[BRIEF] Reproduce verbatim the part of the material that opens with the line containing "sample2-idr-box-canvas [609,637,1102,1102]" and runs through the end of the material, including both of those lines.

[DATA LISTING]
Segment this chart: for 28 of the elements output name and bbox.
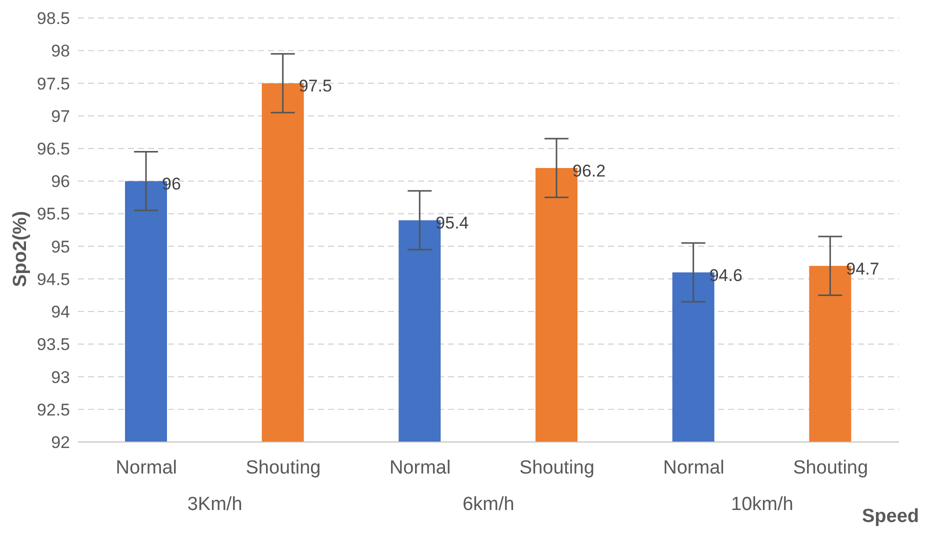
y-tick-label: 96 [51,172,70,192]
text: 10km/h [731,494,794,515]
y-tick-label: 95.5 [36,204,70,224]
x-tick-label: Normal [663,457,724,478]
y-tick-label: 92 [51,433,70,452]
y-tick-label: 97.5 [36,74,70,94]
y-tick-label: 92.5 [36,400,70,420]
y-tick-label: 93 [51,368,70,387]
y-tick-label: 93.5 [36,335,70,354]
x-tick-label: Shouting [793,457,868,478]
y-tick-label: 95 [51,237,70,256]
x-tick-label: Normal [116,457,178,478]
text: 3Km/h [186,494,244,516]
y-tick-label: 94.5 [36,270,70,289]
data-label: 94.7 [846,259,880,278]
x-tick-label: Normal [389,457,451,478]
y-tick-label: 98 [51,42,70,61]
y-tick-label: 96.5 [36,139,70,158]
y-axis-title: Spo2(%) [10,210,32,289]
x-tick-label: Shouting [519,457,594,478]
data-label: 94.6 [709,266,742,285]
y-tick-label: 97 [51,106,70,126]
y-tick-label: 98.5 [36,9,70,28]
text: 6km/h [462,494,516,516]
x-axis-title: Speed [862,506,919,528]
data-label: 95.4 [436,214,469,233]
x-tick-label: Shouting [246,457,321,478]
y-tick-label: 94 [51,302,70,322]
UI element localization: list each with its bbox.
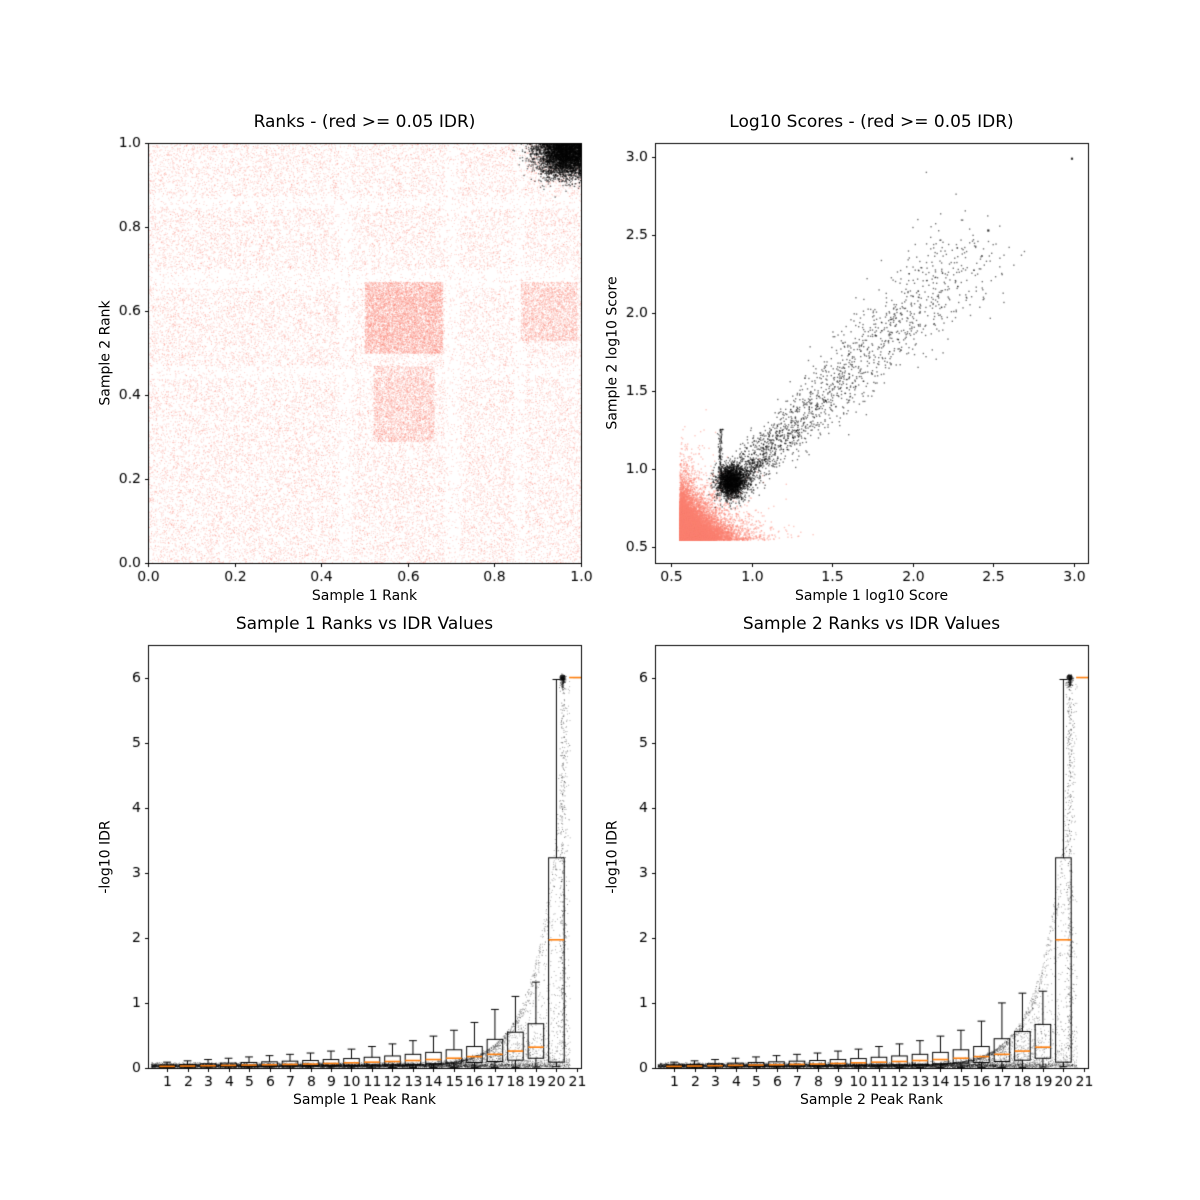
sample2-idr-box-canvas [609,637,1102,1102]
ranks-xaxis-label: Sample 1 Rank [311,588,418,604]
ranks-yaxis-label: Sample 2 Rank [98,300,114,406]
sample2-idr-yaxis-label-wrap: -log10 IDR [602,645,624,1068]
sample2-idr-xaxis-label: Sample 2 Peak Rank [800,1092,943,1108]
scores-scatter-canvas [609,135,1102,597]
ranks-yaxis-label-wrap: Sample 2 Rank [95,143,117,563]
scores-yaxis-label-wrap: Sample 2 log10 Score [602,143,624,563]
ranks-scatter-canvas [102,135,595,597]
sample1-idr-xaxis-label: Sample 1 Peak Rank [293,1092,436,1108]
sample2-idr-plot-title: Sample 2 Ranks vs IDR Values [742,614,1001,634]
scores-plot-title: Log10 Scores - (red >= 0.05 IDR) [729,112,1014,132]
sample1-idr-yaxis-label: -log10 IDR [98,819,115,894]
scores-xaxis-label: Sample 1 log10 Score [794,588,949,604]
scores-yaxis-label: Sample 2 log10 Score [605,276,621,430]
sample1-idr-yaxis-label-wrap: -log10 IDR [95,645,117,1068]
sample2-idr-yaxis-label: -log10 IDR [605,819,622,894]
ranks-plot-title: Ranks - (red >= 0.05 IDR) [253,112,476,132]
sample1-idr-plot-title: Sample 1 Ranks vs IDR Values [235,614,494,634]
sample1-idr-box-canvas [102,637,595,1102]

[COMPLETE RESPONSE]
sample2-idr-box-canvas [609,637,1102,1102]
ranks-xaxis-label: Sample 1 Rank [311,588,418,604]
ranks-yaxis-label: Sample 2 Rank [98,300,114,406]
sample2-idr-yaxis-label-wrap: -log10 IDR [602,645,624,1068]
sample2-idr-xaxis-label: Sample 2 Peak Rank [800,1092,943,1108]
scores-scatter-canvas [609,135,1102,597]
ranks-yaxis-label-wrap: Sample 2 Rank [95,143,117,563]
scores-yaxis-label-wrap: Sample 2 log10 Score [602,143,624,563]
ranks-scatter-canvas [102,135,595,597]
sample1-idr-xaxis-label: Sample 1 Peak Rank [293,1092,436,1108]
sample2-idr-plot-title: Sample 2 Ranks vs IDR Values [742,614,1001,634]
scores-plot-title: Log10 Scores - (red >= 0.05 IDR) [729,112,1014,132]
sample1-idr-yaxis-label: -log10 IDR [98,819,115,894]
scores-xaxis-label: Sample 1 log10 Score [794,588,949,604]
scores-yaxis-label: Sample 2 log10 Score [605,276,621,430]
sample1-idr-yaxis-label-wrap: -log10 IDR [95,645,117,1068]
sample2-idr-yaxis-label: -log10 IDR [605,819,622,894]
ranks-plot-title: Ranks - (red >= 0.05 IDR) [253,112,476,132]
sample1-idr-plot-title: Sample 1 Ranks vs IDR Values [235,614,494,634]
sample1-idr-box-canvas [102,637,595,1102]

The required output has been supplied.